(Stored records)
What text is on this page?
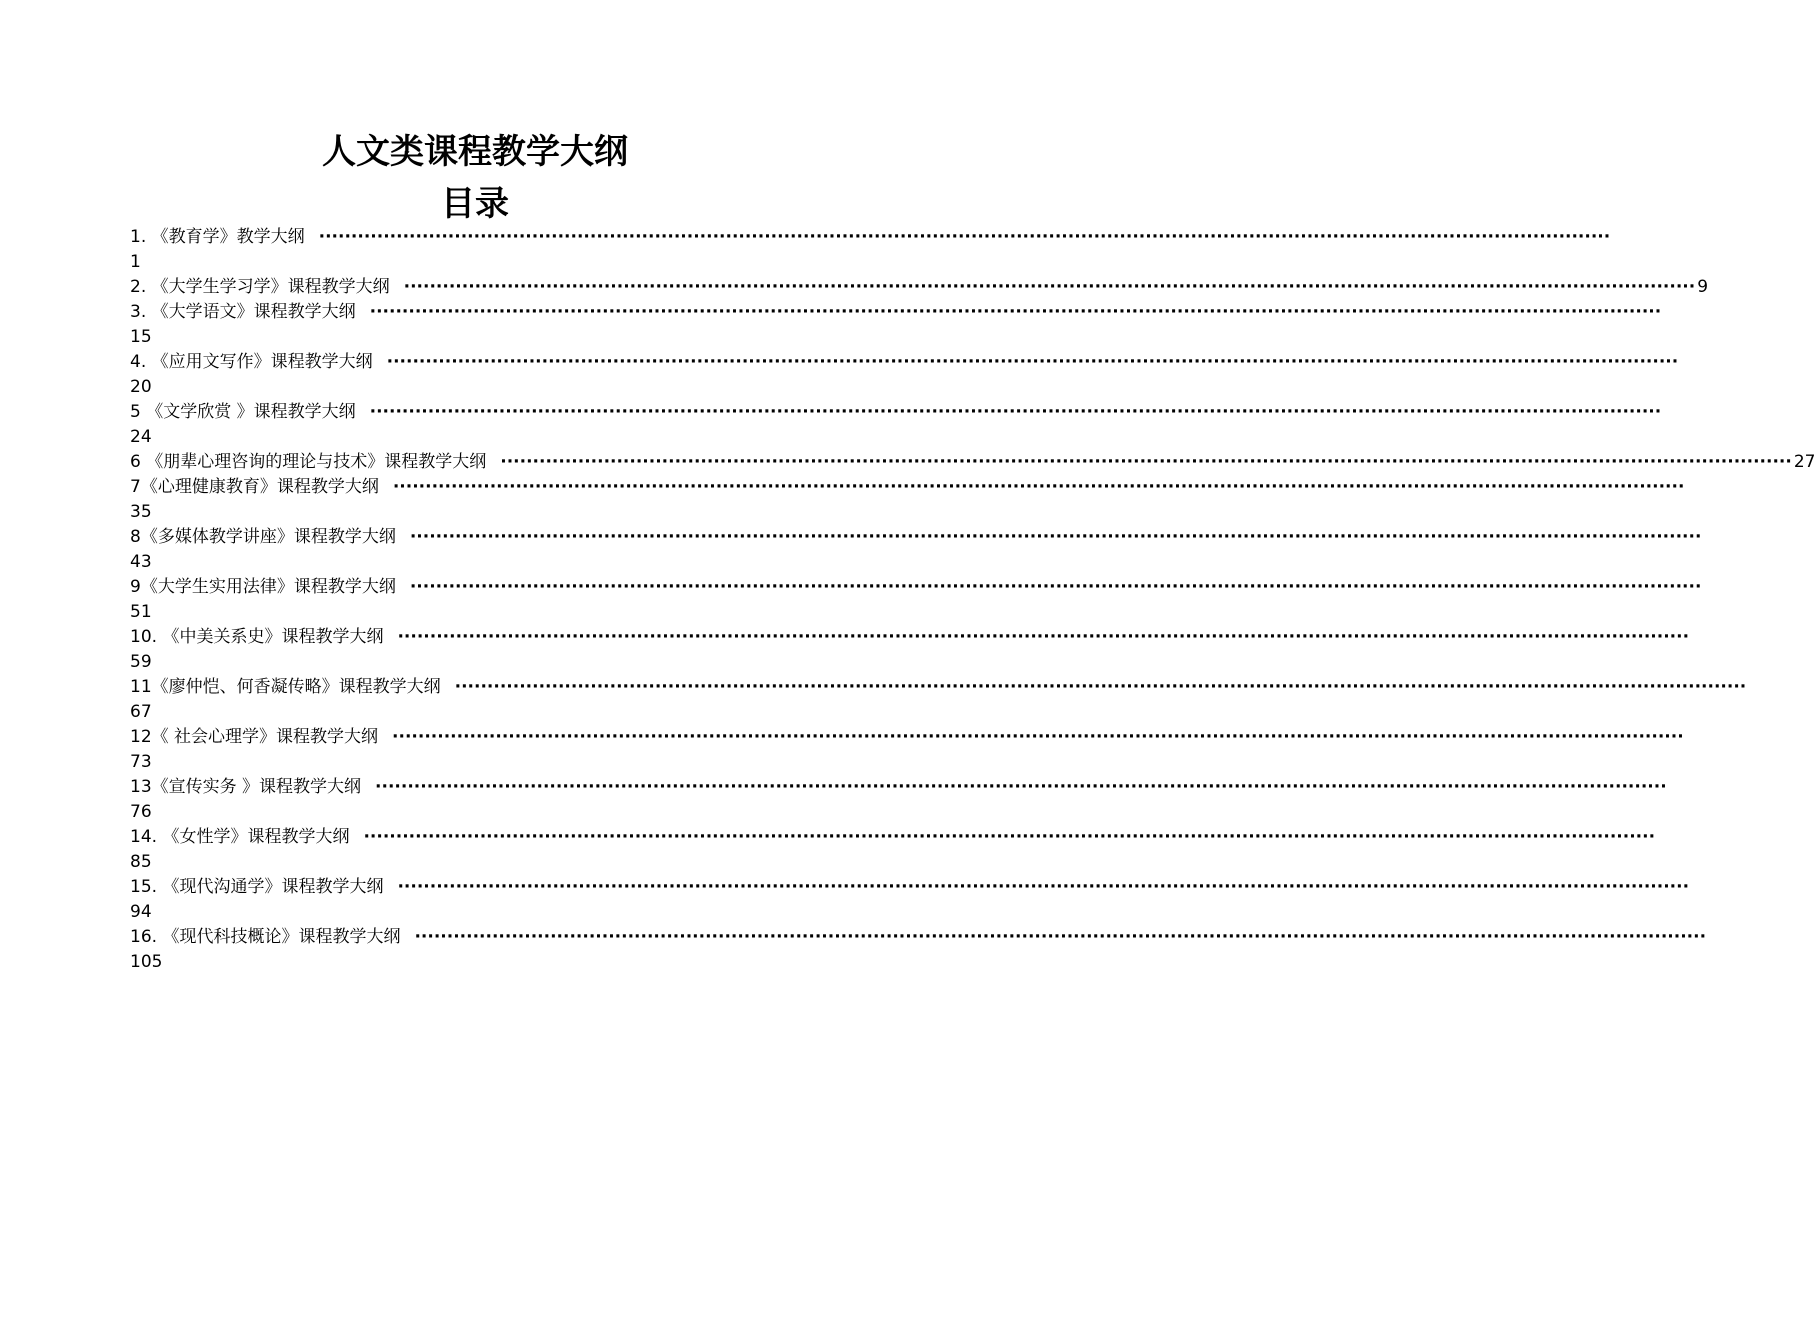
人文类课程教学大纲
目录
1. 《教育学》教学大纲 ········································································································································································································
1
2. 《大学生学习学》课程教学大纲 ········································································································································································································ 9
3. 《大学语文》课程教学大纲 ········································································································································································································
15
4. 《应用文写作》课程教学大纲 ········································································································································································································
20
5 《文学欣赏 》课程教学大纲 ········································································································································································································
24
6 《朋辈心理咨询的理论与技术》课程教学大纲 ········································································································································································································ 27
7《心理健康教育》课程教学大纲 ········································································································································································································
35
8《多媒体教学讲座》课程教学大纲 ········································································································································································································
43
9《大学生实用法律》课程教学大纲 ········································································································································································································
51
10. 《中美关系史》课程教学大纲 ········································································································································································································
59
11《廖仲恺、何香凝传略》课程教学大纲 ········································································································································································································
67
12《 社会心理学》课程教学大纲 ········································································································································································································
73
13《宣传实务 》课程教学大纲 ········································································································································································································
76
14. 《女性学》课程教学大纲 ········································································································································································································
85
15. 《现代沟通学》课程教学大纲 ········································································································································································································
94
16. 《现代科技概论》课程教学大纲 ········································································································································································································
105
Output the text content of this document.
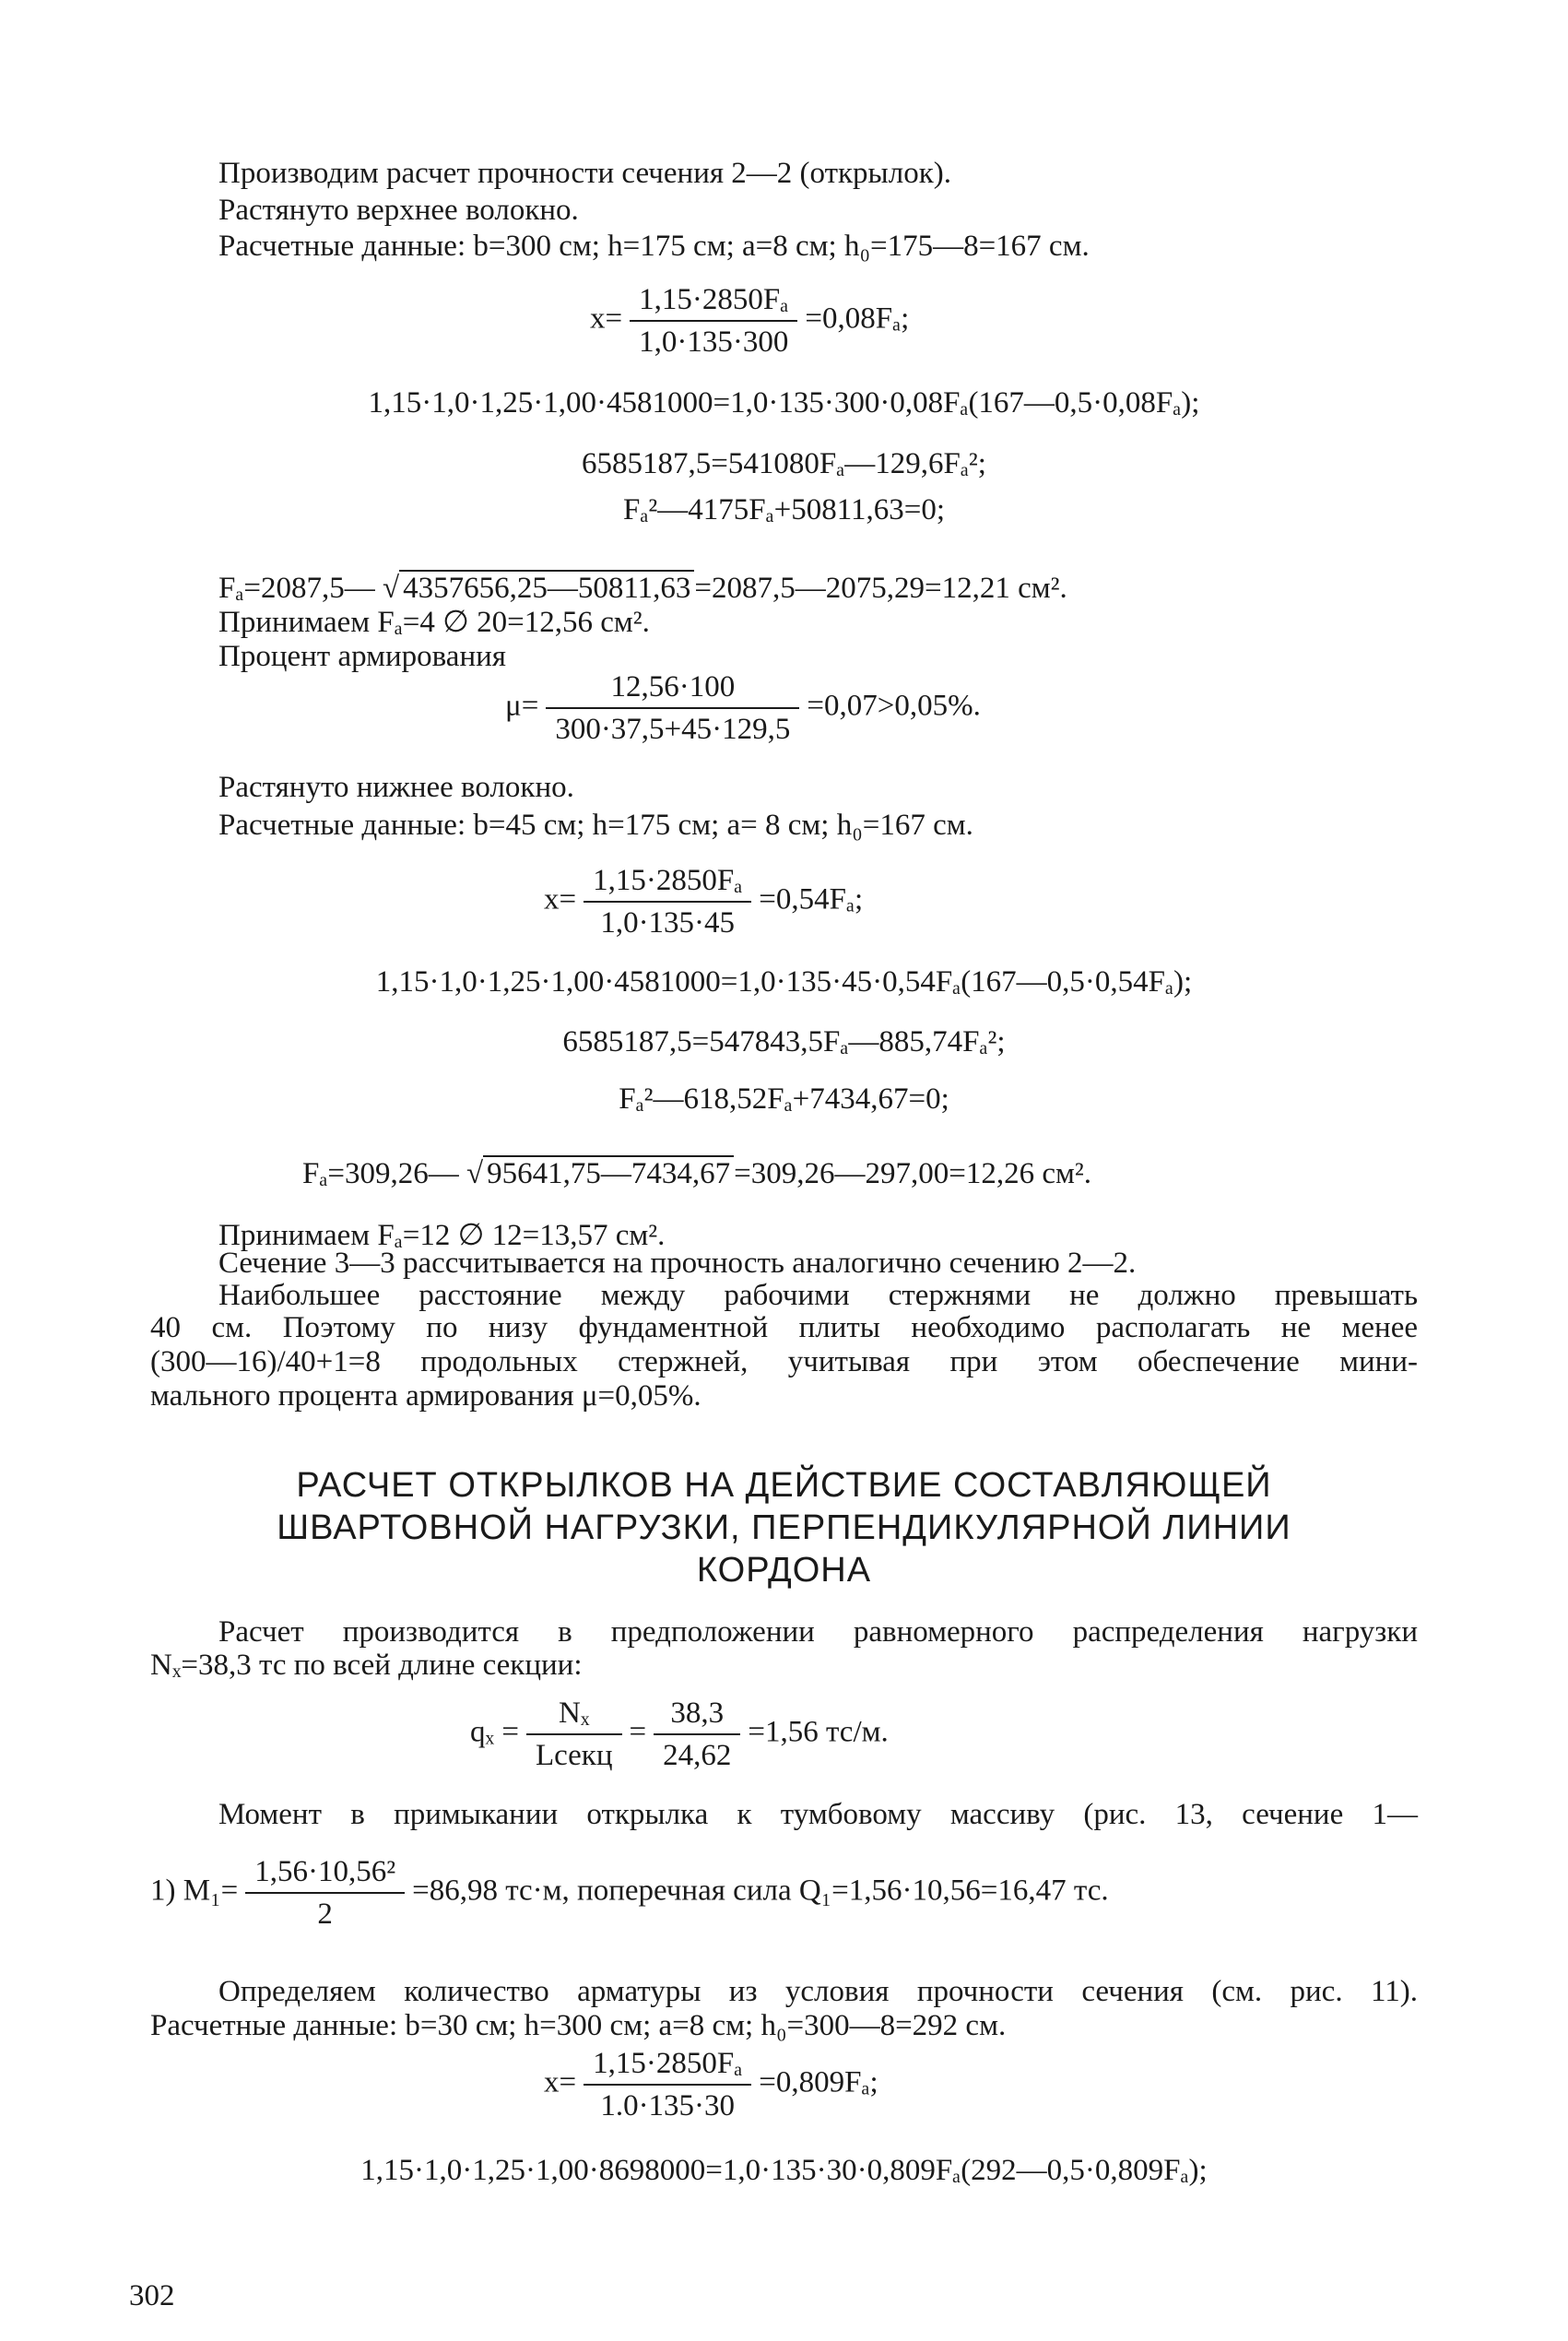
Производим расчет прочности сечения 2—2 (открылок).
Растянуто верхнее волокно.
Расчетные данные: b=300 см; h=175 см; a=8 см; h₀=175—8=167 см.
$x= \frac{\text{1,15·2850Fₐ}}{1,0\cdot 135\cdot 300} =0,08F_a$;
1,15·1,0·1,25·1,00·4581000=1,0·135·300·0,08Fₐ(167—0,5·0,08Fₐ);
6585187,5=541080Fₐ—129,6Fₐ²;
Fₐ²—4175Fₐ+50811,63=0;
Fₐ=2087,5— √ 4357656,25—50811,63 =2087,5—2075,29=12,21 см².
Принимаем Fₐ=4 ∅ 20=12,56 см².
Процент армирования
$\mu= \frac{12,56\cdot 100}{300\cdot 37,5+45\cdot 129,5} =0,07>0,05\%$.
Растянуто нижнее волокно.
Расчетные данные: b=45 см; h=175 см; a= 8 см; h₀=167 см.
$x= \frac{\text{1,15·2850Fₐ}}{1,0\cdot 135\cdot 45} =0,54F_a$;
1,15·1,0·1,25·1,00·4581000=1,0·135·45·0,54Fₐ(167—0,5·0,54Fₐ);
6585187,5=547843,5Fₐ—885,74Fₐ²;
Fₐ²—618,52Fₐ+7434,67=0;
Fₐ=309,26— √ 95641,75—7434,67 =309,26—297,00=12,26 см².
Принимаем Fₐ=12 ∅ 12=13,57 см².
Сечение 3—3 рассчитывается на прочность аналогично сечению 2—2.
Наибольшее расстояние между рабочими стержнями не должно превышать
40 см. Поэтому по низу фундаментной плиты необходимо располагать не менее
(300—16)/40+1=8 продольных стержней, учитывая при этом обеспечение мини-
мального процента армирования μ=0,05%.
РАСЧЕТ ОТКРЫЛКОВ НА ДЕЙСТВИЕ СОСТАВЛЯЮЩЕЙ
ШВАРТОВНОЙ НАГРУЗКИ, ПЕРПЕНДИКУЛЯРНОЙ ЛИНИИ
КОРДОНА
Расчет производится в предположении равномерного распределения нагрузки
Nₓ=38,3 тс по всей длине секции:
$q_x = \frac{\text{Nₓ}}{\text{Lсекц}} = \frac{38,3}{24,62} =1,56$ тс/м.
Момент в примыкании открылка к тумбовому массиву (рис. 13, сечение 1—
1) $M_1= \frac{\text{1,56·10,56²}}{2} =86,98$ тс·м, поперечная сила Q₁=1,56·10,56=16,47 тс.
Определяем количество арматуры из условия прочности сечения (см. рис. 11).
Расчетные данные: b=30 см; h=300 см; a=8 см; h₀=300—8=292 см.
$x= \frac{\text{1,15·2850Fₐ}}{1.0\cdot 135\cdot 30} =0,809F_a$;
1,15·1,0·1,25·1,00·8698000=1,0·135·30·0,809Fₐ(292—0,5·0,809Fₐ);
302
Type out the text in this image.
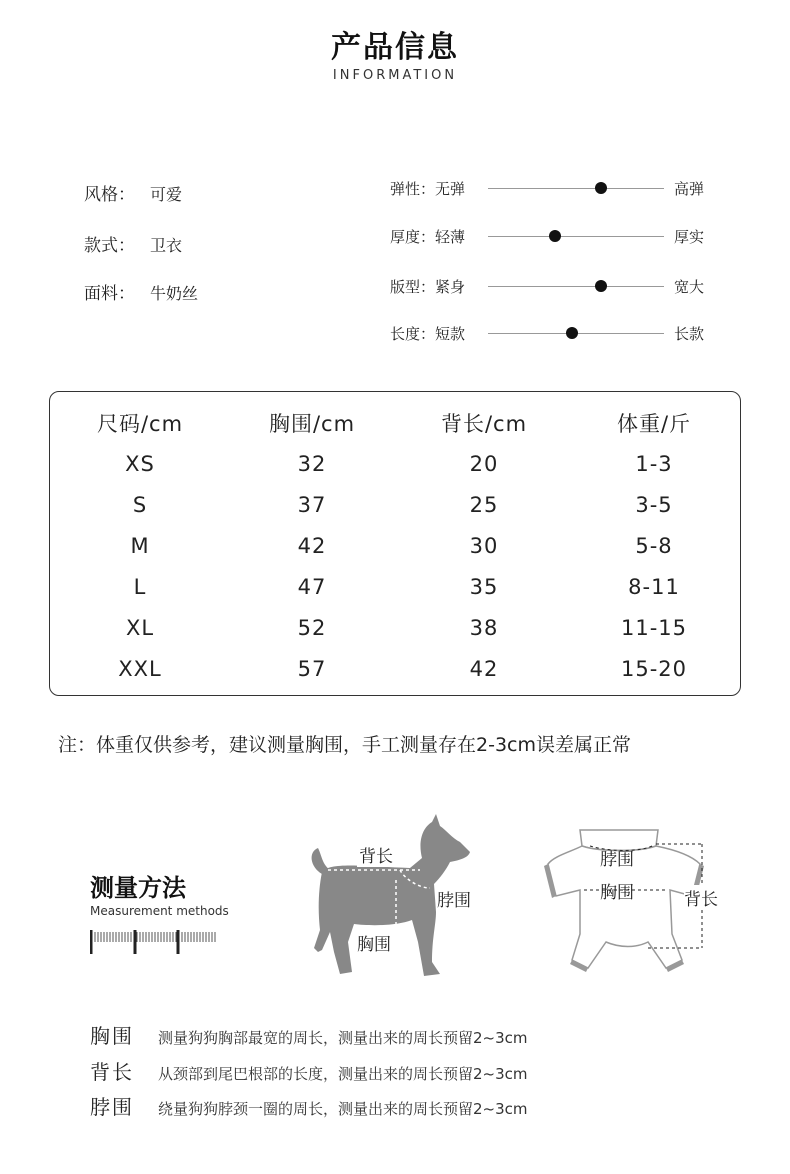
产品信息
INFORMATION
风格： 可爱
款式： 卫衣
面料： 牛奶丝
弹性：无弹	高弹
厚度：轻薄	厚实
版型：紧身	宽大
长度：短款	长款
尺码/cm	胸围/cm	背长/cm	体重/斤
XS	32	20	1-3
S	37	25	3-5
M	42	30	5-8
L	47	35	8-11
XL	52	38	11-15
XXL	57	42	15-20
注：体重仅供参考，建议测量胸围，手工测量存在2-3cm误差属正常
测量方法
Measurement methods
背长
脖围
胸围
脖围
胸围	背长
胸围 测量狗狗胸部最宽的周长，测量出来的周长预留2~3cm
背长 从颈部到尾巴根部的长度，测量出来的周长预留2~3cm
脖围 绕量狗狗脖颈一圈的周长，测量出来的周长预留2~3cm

▶ **Required work**
The records above must be printed exactly; the pictures stay out.

▶ **Solution for this exercise**
What text is on this page?
人文类课程教学大纲
目录
1. 《教育学》教学大纲 ········································································································································································································
1
2. 《大学生学习学》课程教学大纲 ········································································································································································································ 9
3. 《大学语文》课程教学大纲 ········································································································································································································
15
4. 《应用文写作》课程教学大纲 ········································································································································································································
20
5 《文学欣赏 》课程教学大纲 ········································································································································································································
24
6 《朋辈心理咨询的理论与技术》课程教学大纲 ········································································································································································································ 27
7《心理健康教育》课程教学大纲 ········································································································································································································
35
8《多媒体教学讲座》课程教学大纲 ········································································································································································································
43
9《大学生实用法律》课程教学大纲 ········································································································································································································
51
10. 《中美关系史》课程教学大纲 ········································································································································································································
59
11《廖仲恺、何香凝传略》课程教学大纲 ········································································································································································································
67
12《 社会心理学》课程教学大纲 ········································································································································································································
73
13《宣传实务 》课程教学大纲 ········································································································································································································
76
14. 《女性学》课程教学大纲 ········································································································································································································
85
15. 《现代沟通学》课程教学大纲 ········································································································································································································
94
16. 《现代科技概论》课程教学大纲 ········································································································································································································
105
Output the text content of this document.
Производим расчет прочности сечения 2—2 (открылок).
Растянуто верхнее волокно.
Расчетные данные: b=300 см; h=175 см; a=8 см; h₀=175—8=167 см.
$x= \frac{\text{1,15·2850Fₐ}}{1,0\cdot 135\cdot 300} =0,08F_a$;
1,15·1,0·1,25·1,00·4581000=1,0·135·300·0,08Fₐ(167—0,5·0,08Fₐ);
6585187,5=541080Fₐ—129,6Fₐ²;
Fₐ²—4175Fₐ+50811,63=0;
Fₐ=2087,5— √ 4357656,25—50811,63 =2087,5—2075,29=12,21 см².
Принимаем Fₐ=4 ∅ 20=12,56 см².
Процент армирования
$\mu= \frac{12,56\cdot 100}{300\cdot 37,5+45\cdot 129,5} =0,07>0,05\%$.
Растянуто нижнее волокно.
Расчетные данные: b=45 см; h=175 см; a= 8 см; h₀=167 см.
$x= \frac{\text{1,15·2850Fₐ}}{1,0\cdot 135\cdot 45} =0,54F_a$;
1,15·1,0·1,25·1,00·4581000=1,0·135·45·0,54Fₐ(167—0,5·0,54Fₐ);
6585187,5=547843,5Fₐ—885,74Fₐ²;
Fₐ²—618,52Fₐ+7434,67=0;
Fₐ=309,26— √ 95641,75—7434,67 =309,26—297,00=12,26 см².
Принимаем Fₐ=12 ∅ 12=13,57 см².
Сечение 3—3 рассчитывается на прочность аналогично сечению 2—2.
Наибольшее расстояние между рабочими стержнями не должно превышать
40 см. Поэтому по низу фундаментной плиты необходимо располагать не менее
(300—16)/40+1=8 продольных стержней, учитывая при этом обеспечение мини-
мального процента армирования μ=0,05%.
РАСЧЕТ ОТКРЫЛКОВ НА ДЕЙСТВИЕ СОСТАВЛЯЮЩЕЙ
ШВАРТОВНОЙ НАГРУЗКИ, ПЕРПЕНДИКУЛЯРНОЙ ЛИНИИ
КОРДОНА
Расчет производится в предположении равномерного распределения нагрузки
Nₓ=38,3 тс по всей длине секции:
$q_x = \frac{\text{Nₓ}}{\text{Lсекц}} = \frac{38,3}{24,62} =1,56$ тс/м.
Момент в примыкании открылка к тумбовому массиву (рис. 13, сечение 1—
1) $M_1= \frac{\text{1,56·10,56²}}{2} =86,98$ тс·м, поперечная сила Q₁=1,56·10,56=16,47 тс.
Определяем количество арматуры из условия прочности сечения (см. рис. 11).
Расчетные данные: b=30 см; h=300 см; a=8 см; h₀=300—8=292 см.
$x= \frac{\text{1,15·2850Fₐ}}{1.0\cdot 135\cdot 30} =0,809F_a$;
1,15·1,0·1,25·1,00·8698000=1,0·135·30·0,809Fₐ(292—0,5·0,809Fₐ);
302
Type out the text in this image.
产品信息
INFORMATION
风格： 可爱
款式： 卫衣
面料： 牛奶丝
弹性：无弹	高弹
厚度：轻薄	厚实
版型：紧身	宽大
长度：短款	长款
尺码/cm	胸围/cm	背长/cm	体重/斤
XS	32	20	1-3
S	37	25	3-5
M	42	30	5-8
L	47	35	8-11
XL	52	38	11-15
XXL	57	42	15-20
注：体重仅供参考，建议测量胸围，手工测量存在2-3cm误差属正常
测量方法
Measurement methods
背长
脖围
胸围
脖围
胸围	背长
胸围 测量狗狗胸部最宽的周长，测量出来的周长预留2~3cm
背长 从颈部到尾巴根部的长度，测量出来的周长预留2~3cm
脖围 绕量狗狗脖颈一圈的周长，测量出来的周长预留2~3cm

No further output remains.